Rows from a figure dataset |
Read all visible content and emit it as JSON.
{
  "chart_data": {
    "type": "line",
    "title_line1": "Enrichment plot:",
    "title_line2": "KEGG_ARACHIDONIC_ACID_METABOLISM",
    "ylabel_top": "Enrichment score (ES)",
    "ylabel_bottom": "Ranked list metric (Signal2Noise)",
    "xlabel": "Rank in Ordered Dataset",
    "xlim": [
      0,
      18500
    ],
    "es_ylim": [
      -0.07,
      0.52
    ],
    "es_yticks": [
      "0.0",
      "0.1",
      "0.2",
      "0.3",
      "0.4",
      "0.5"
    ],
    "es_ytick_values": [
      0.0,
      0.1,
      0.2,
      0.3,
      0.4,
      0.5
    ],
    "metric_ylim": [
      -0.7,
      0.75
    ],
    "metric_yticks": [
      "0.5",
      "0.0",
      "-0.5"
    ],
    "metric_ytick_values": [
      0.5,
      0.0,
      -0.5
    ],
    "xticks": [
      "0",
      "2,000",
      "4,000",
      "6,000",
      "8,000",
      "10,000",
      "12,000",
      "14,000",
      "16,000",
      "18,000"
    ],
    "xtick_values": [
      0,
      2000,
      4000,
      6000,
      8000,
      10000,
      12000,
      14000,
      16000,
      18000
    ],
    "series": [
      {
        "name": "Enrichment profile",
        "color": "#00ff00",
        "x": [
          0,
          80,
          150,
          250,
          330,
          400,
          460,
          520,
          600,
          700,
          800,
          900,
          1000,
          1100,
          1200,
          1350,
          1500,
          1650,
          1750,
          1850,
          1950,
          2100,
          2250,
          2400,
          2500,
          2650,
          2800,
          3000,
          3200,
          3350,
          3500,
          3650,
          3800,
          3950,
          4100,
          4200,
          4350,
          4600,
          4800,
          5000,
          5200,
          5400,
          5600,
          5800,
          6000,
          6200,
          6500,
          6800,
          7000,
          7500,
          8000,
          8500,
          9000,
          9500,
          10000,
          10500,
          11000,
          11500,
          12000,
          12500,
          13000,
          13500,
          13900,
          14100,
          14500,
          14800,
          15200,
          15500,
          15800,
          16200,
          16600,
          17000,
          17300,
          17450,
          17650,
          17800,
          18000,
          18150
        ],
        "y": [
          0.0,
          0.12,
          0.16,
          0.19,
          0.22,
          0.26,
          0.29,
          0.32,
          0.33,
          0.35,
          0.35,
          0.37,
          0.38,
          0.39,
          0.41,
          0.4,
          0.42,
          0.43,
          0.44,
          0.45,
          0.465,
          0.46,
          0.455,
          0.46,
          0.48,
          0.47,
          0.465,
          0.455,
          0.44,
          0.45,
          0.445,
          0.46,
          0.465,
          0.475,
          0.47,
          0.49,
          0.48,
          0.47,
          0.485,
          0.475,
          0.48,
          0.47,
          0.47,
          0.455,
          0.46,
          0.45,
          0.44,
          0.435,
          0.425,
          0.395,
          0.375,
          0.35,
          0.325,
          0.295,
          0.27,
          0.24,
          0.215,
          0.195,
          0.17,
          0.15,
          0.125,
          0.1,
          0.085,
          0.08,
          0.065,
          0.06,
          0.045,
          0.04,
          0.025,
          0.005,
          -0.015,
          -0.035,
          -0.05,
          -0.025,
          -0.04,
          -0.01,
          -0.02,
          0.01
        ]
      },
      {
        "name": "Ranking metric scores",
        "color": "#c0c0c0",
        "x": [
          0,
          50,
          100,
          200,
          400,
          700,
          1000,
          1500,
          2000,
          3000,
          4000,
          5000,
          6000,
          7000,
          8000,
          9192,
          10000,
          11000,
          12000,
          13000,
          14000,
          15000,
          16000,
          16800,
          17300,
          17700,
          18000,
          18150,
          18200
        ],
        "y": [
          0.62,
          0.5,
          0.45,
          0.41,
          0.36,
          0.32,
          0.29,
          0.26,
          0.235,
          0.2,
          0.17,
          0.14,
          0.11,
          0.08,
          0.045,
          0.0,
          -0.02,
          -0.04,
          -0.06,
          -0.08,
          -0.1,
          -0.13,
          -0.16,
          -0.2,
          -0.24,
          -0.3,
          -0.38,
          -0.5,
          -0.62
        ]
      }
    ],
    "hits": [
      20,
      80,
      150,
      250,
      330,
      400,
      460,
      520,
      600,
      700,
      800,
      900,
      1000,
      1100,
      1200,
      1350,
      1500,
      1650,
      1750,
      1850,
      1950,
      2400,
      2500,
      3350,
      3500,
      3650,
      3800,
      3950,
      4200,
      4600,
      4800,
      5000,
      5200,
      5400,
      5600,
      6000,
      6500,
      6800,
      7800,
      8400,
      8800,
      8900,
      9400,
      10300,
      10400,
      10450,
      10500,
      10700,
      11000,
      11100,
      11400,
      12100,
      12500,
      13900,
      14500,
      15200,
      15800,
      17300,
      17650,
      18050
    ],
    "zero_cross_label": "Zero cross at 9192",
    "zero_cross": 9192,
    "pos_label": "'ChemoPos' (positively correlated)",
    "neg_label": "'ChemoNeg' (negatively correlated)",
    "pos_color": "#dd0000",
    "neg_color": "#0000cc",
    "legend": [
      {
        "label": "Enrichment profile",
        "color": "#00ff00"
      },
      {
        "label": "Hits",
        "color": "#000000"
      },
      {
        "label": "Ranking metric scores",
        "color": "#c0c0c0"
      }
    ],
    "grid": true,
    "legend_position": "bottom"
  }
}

Stated goal | Set out the complete listing exactly as shown.

Exercise response |
Read all visible content and emit it as JSON.
{
  "chart_data": {
    "type": "line",
    "title_line1": "Enrichment plot:",
    "title_line2": "KEGG_ARACHIDONIC_ACID_METABOLISM",
    "ylabel_top": "Enrichment score (ES)",
    "ylabel_bottom": "Ranked list metric (Signal2Noise)",
    "xlabel": "Rank in Ordered Dataset",
    "xlim": [
      0,
      18500
    ],
    "es_ylim": [
      -0.07,
      0.52
    ],
    "es_yticks": [
      "0.0",
      "0.1",
      "0.2",
      "0.3",
      "0.4",
      "0.5"
    ],
    "es_ytick_values": [
      0.0,
      0.1,
      0.2,
      0.3,
      0.4,
      0.5
    ],
    "metric_ylim": [
      -0.7,
      0.75
    ],
    "metric_yticks": [
      "0.5",
      "0.0",
      "-0.5"
    ],
    "metric_ytick_values": [
      0.5,
      0.0,
      -0.5
    ],
    "xticks": [
      "0",
      "2,000",
      "4,000",
      "6,000",
      "8,000",
      "10,000",
      "12,000",
      "14,000",
      "16,000",
      "18,000"
    ],
    "xtick_values": [
      0,
      2000,
      4000,
      6000,
      8000,
      10000,
      12000,
      14000,
      16000,
      18000
    ],
    "series": [
      {
        "name": "Enrichment profile",
        "color": "#00ff00",
        "x": [
          0,
          80,
          150,
          250,
          330,
          400,
          460,
          520,
          600,
          700,
          800,
          900,
          1000,
          1100,
          1200,
          1350,
          1500,
          1650,
          1750,
          1850,
          1950,
          2100,
          2250,
          2400,
          2500,
          2650,
          2800,
          3000,
          3200,
          3350,
          3500,
          3650,
          3800,
          3950,
          4100,
          4200,
          4350,
          4600,
          4800,
          5000,
          5200,
          5400,
          5600,
          5800,
          6000,
          6200,
          6500,
          6800,
          7000,
          7500,
          8000,
          8500,
          9000,
          9500,
          10000,
          10500,
          11000,
          11500,
          12000,
          12500,
          13000,
          13500,
          13900,
          14100,
          14500,
          14800,
          15200,
          15500,
          15800,
          16200,
          16600,
          17000,
          17300,
          17450,
          17650,
          17800,
          18000,
          18150
        ],
        "y": [
          0.0,
          0.12,
          0.16,
          0.19,
          0.22,
          0.26,
          0.29,
          0.32,
          0.33,
          0.35,
          0.35,
          0.37,
          0.38,
          0.39,
          0.41,
          0.4,
          0.42,
          0.43,
          0.44,
          0.45,
          0.465,
          0.46,
          0.455,
          0.46,
          0.48,
          0.47,
          0.465,
          0.455,
          0.44,
          0.45,
          0.445,
          0.46,
          0.465,
          0.475,
          0.47,
          0.49,
          0.48,
          0.47,
          0.485,
          0.475,
          0.48,
          0.47,
          0.47,
          0.455,
          0.46,
          0.45,
          0.44,
          0.435,
          0.425,
          0.395,
          0.375,
          0.35,
          0.325,
          0.295,
          0.27,
          0.24,
          0.215,
          0.195,
          0.17,
          0.15,
          0.125,
          0.1,
          0.085,
          0.08,
          0.065,
          0.06,
          0.045,
          0.04,
          0.025,
          0.005,
          -0.015,
          -0.035,
          -0.05,
          -0.025,
          -0.04,
          -0.01,
          -0.02,
          0.01
        ]
      },
      {
        "name": "Ranking metric scores",
        "color": "#c0c0c0",
        "x": [
          0,
          50,
          100,
          200,
          400,
          700,
          1000,
          1500,
          2000,
          3000,
          4000,
          5000,
          6000,
          7000,
          8000,
          9192,
          10000,
          11000,
          12000,
          13000,
          14000,
          15000,
          16000,
          16800,
          17300,
          17700,
          18000,
          18150,
          18200
        ],
        "y": [
          0.62,
          0.5,
          0.45,
          0.41,
          0.36,
          0.32,
          0.29,
          0.26,
          0.235,
          0.2,
          0.17,
          0.14,
          0.11,
          0.08,
          0.045,
          0.0,
          -0.02,
          -0.04,
          -0.06,
          -0.08,
          -0.1,
          -0.13,
          -0.16,
          -0.2,
          -0.24,
          -0.3,
          -0.38,
          -0.5,
          -0.62
        ]
      }
    ],
    "hits": [
      20,
      80,
      150,
      250,
      330,
      400,
      460,
      520,
      600,
      700,
      800,
      900,
      1000,
      1100,
      1200,
      1350,
      1500,
      1650,
      1750,
      1850,
      1950,
      2400,
      2500,
      3350,
      3500,
      3650,
      3800,
      3950,
      4200,
      4600,
      4800,
      5000,
      5200,
      5400,
      5600,
      6000,
      6500,
      6800,
      7800,
      8400,
      8800,
      8900,
      9400,
      10300,
      10400,
      10450,
      10500,
      10700,
      11000,
      11100,
      11400,
      12100,
      12500,
      13900,
      14500,
      15200,
      15800,
      17300,
      17650,
      18050
    ],
    "zero_cross_label": "Zero cross at 9192",
    "zero_cross": 9192,
    "pos_label": "'ChemoPos' (positively correlated)",
    "neg_label": "'ChemoNeg' (negatively correlated)",
    "pos_color": "#dd0000",
    "neg_color": "#0000cc",
    "legend": [
      {
        "label": "Enrichment profile",
        "color": "#00ff00"
      },
      {
        "label": "Hits",
        "color": "#000000"
      },
      {
        "label": "Ranking metric scores",
        "color": "#c0c0c0"
      }
    ],
    "grid": true,
    "legend_position": "bottom"
  }
}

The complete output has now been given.